#### Instruction:
Copy out each line of the material in which the word "language" appears.

#### Recorded information:
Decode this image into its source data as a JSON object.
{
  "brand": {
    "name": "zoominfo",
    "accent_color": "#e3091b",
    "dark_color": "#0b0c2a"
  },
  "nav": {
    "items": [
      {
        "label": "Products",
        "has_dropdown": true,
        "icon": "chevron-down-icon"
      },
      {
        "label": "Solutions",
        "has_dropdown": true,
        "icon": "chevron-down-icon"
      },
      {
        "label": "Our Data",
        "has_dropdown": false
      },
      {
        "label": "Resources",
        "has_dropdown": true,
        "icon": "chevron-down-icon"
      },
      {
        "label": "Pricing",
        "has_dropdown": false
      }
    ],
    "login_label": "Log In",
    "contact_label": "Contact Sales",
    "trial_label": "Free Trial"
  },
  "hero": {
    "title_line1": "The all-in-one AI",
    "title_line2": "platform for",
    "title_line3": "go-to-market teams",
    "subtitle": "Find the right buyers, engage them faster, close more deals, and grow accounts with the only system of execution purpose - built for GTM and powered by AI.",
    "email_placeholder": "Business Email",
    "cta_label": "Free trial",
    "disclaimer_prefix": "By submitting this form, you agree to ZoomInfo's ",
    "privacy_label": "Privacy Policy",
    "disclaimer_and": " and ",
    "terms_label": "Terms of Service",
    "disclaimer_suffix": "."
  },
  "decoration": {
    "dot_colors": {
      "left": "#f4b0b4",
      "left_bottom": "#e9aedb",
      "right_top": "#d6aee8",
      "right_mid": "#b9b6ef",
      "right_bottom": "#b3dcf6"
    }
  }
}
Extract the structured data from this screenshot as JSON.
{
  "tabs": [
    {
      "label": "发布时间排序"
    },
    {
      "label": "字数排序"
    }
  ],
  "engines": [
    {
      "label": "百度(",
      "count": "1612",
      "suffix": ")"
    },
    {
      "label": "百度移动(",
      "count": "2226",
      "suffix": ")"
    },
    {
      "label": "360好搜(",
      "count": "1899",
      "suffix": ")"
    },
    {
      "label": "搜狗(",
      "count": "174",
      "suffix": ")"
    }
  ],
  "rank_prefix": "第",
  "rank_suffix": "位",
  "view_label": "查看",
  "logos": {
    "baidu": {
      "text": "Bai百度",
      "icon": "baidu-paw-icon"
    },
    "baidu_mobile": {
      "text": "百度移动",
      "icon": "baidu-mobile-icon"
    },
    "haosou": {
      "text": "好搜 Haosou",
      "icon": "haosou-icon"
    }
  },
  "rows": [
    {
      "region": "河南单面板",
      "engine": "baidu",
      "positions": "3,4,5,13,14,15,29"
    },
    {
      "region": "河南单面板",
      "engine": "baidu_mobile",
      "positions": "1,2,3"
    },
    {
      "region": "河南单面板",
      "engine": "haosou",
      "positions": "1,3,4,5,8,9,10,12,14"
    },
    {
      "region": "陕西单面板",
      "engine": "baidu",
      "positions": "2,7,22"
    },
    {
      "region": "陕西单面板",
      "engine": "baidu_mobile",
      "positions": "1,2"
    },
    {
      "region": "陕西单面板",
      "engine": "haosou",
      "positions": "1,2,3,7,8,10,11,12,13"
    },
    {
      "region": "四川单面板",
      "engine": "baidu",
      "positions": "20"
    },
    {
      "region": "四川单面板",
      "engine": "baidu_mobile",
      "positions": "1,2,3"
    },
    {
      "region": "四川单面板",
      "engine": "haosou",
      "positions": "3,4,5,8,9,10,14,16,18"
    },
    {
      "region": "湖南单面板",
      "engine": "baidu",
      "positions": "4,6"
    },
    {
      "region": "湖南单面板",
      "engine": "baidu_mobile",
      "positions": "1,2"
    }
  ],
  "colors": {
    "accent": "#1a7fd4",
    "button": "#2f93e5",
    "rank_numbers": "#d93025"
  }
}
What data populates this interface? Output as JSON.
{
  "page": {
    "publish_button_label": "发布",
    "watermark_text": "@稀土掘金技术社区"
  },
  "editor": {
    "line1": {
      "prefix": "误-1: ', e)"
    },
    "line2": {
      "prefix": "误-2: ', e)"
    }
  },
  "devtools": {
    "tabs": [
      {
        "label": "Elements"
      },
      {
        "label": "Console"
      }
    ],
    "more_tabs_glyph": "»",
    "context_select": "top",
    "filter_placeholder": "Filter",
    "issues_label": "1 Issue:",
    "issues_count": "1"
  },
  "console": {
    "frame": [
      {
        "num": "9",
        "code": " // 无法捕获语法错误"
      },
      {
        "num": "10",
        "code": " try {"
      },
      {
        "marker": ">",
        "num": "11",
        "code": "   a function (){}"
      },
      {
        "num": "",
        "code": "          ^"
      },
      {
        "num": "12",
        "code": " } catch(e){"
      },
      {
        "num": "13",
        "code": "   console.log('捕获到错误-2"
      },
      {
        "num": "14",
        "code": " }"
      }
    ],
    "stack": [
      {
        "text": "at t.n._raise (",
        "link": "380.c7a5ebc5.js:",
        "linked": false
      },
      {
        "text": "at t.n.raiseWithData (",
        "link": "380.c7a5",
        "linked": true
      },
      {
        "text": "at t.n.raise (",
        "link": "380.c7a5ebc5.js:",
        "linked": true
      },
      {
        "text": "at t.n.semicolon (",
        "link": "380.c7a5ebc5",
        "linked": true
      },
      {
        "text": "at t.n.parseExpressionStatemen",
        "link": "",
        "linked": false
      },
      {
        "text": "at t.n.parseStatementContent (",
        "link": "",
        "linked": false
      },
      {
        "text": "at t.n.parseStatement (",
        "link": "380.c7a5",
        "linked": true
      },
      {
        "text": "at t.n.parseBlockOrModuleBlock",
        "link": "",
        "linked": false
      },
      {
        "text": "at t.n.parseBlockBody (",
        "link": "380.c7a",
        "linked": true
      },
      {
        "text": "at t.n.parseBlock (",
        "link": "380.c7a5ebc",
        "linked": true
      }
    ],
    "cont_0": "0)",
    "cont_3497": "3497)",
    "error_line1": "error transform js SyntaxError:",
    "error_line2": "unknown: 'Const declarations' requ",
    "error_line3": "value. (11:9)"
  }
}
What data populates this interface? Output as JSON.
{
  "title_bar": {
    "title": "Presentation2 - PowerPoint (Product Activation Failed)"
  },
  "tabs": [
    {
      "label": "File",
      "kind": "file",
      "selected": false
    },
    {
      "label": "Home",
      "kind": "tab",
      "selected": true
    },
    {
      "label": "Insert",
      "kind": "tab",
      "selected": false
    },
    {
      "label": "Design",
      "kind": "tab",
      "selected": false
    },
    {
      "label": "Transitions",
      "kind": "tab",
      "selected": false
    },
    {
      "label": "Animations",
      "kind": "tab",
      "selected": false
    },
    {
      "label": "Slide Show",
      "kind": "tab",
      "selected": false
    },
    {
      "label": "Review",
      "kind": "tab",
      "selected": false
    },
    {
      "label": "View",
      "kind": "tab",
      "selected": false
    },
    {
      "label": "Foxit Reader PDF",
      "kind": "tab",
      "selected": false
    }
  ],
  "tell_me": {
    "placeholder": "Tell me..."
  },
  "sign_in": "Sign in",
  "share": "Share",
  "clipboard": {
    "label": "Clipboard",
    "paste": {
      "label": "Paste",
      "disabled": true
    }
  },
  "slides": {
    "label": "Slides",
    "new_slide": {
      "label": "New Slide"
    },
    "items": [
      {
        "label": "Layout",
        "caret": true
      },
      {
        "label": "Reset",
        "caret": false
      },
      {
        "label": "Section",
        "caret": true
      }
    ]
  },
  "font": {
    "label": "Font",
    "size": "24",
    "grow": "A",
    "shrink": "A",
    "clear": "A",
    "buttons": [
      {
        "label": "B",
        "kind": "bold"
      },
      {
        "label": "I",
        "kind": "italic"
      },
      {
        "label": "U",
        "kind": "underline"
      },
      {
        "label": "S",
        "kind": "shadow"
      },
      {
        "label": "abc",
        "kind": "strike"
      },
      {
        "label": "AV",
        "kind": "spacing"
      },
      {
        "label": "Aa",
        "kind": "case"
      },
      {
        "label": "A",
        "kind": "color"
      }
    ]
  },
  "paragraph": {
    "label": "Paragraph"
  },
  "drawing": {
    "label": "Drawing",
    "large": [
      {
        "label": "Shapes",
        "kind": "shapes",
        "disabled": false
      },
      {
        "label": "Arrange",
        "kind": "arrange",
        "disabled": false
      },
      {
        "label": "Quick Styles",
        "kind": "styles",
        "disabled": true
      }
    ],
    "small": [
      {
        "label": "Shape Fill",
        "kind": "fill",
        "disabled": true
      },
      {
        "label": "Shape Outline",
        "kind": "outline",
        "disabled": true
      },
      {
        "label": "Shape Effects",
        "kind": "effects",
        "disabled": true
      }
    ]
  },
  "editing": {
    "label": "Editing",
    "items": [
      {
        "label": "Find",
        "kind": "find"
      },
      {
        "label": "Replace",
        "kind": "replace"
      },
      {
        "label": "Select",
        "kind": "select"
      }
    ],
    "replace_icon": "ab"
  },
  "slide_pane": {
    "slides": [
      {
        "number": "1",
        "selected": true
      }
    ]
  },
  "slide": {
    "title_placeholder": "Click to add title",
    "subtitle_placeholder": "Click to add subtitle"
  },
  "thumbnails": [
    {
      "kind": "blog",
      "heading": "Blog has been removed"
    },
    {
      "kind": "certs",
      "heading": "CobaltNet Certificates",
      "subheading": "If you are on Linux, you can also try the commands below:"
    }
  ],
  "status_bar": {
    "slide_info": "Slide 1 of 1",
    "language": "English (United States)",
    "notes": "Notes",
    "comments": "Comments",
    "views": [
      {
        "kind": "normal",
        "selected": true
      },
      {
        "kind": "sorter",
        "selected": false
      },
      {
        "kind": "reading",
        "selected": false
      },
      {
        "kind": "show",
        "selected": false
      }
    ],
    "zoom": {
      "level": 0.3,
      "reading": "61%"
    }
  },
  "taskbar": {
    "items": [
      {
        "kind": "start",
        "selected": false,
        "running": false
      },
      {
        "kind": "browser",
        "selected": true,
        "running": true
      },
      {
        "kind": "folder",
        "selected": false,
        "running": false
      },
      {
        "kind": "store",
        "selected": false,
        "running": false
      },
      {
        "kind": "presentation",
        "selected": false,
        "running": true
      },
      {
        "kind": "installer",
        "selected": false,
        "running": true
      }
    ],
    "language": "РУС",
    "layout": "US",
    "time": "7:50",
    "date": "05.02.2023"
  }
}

#### Correct answer:
    "language": "English (United States)",
    "language": "РУС",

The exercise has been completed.